** WHAT IS REQUIRED **
Find all lines in the records that include the word "卫生招聘考试之卫生招聘", and copy them out.

** Recorded data **
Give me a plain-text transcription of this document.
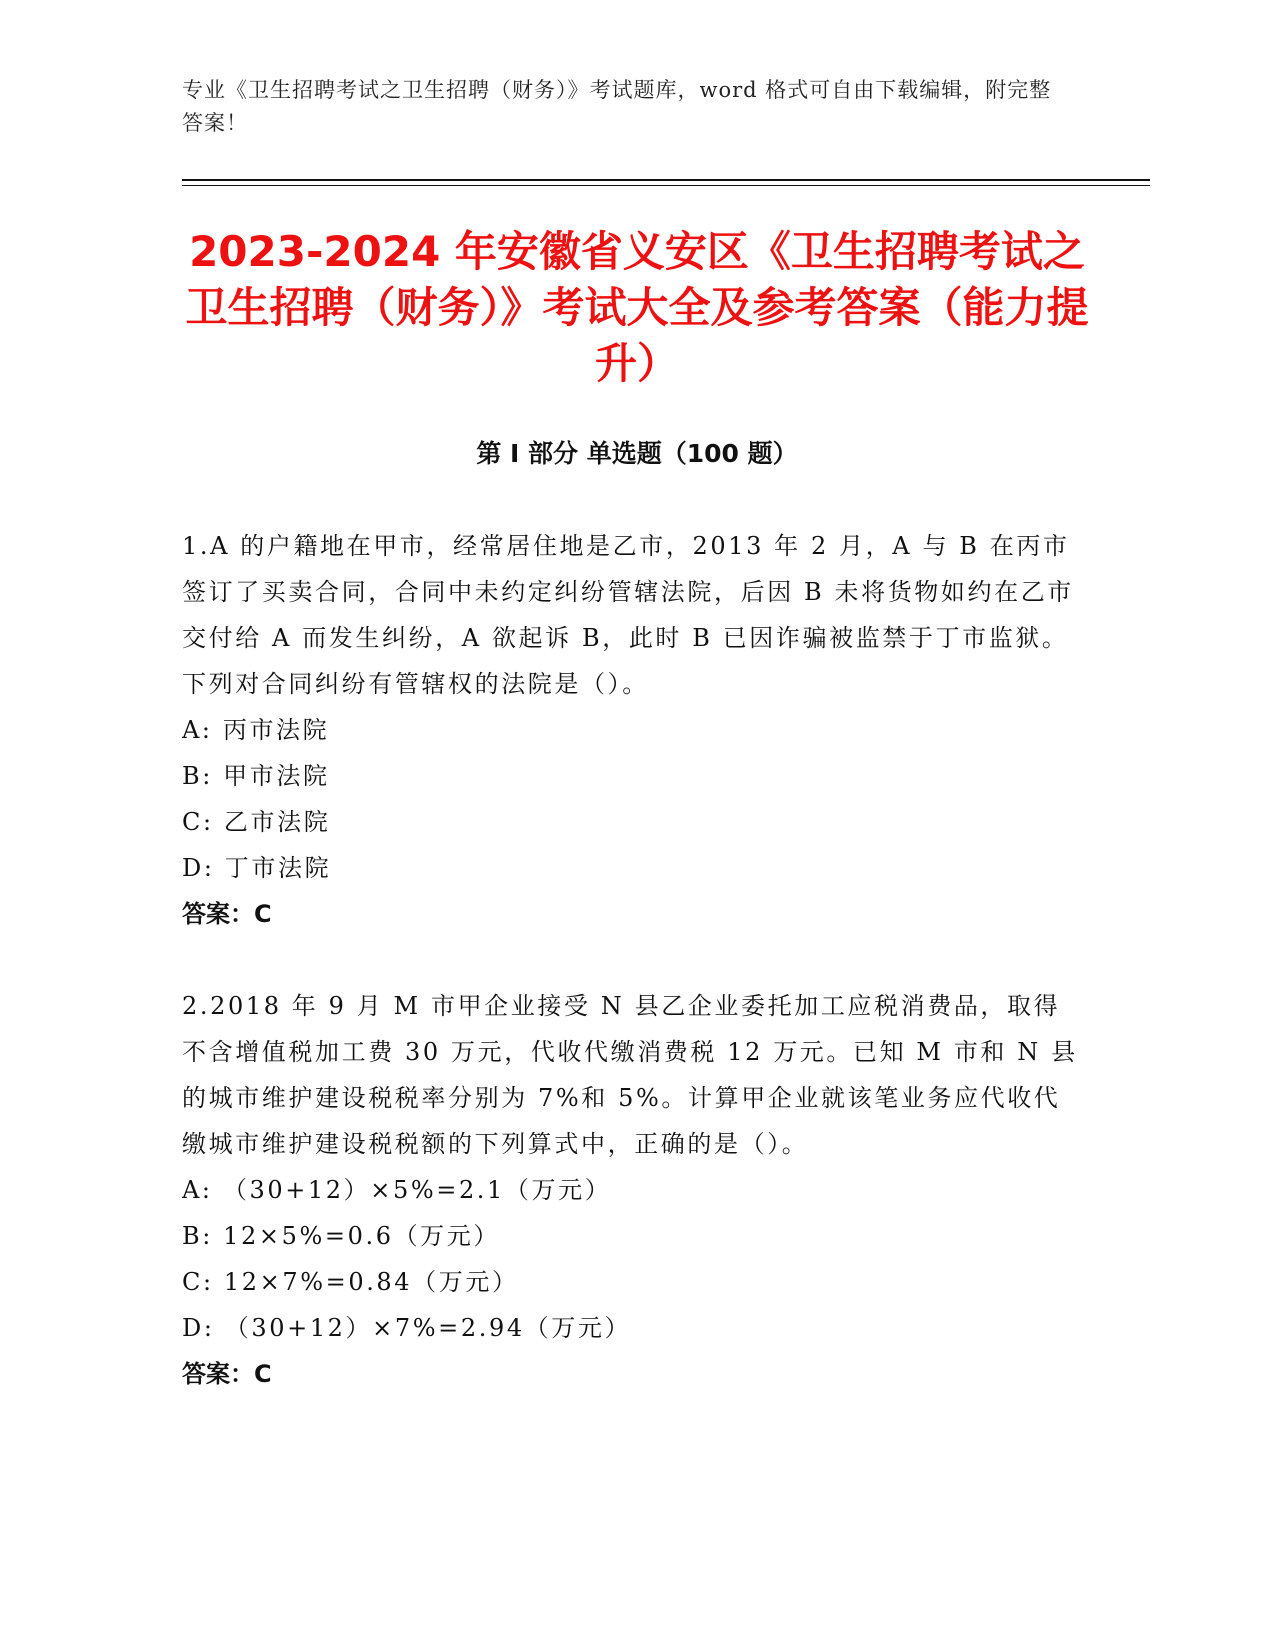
专业《卫生招聘考试之卫生招聘（财务）》考试题库，word 格式可自由下载编辑，附完整答案！
2023-2024 年安徽省义安区《卫生招聘考试之卫生招聘（财务）》考试大全及参考答案（能力提升）
第 I 部分 单选题（100 题）

1.A 的户籍地在甲市，经常居住地是乙市，2013 年 2 月，A 与 B 在丙市签订了买卖合同，合同中未约定纠纷管辖法院，后因 B 未将货物如约在乙市交付给 A 而发生纠纷，A 欲起诉 B，此时 B 已因诈骗被监禁于丁市监狱。下列对合同纠纷有管辖权的法院是（）。

A: 丙市法院

B: 甲市法院

C: 乙市法院

D: 丁市法院

答案：C

2.2018 年 9 月 M 市甲企业接受 N 县乙企业委托加工应税消费品，取得不含增值税加工费 30 万元，代收代缴消费税 12 万元。已知 M 市和 N 县的城市维护建设税税率分别为 7%和 5%。计算甲企业就该笔业务应代收代缴城市维护建设税税额的下列算式中，正确的是（）。

A: （30+12）×5%=2.1（万元）

B: 12×5%=0.6（万元）

C: 12×7%=0.84（万元）

D: （30+12）×7%=2.94（万元）

答案：C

** ANSWER TO THIS EXERCISE **
专业《卫生招聘考试之卫生招聘（财务）》考试题库，word 格式可自由下载编辑，附完整答案！
2023-2024 年安徽省义安区《卫生招聘考试之卫生招聘（财务）》考试大全及参考答案（能力提升）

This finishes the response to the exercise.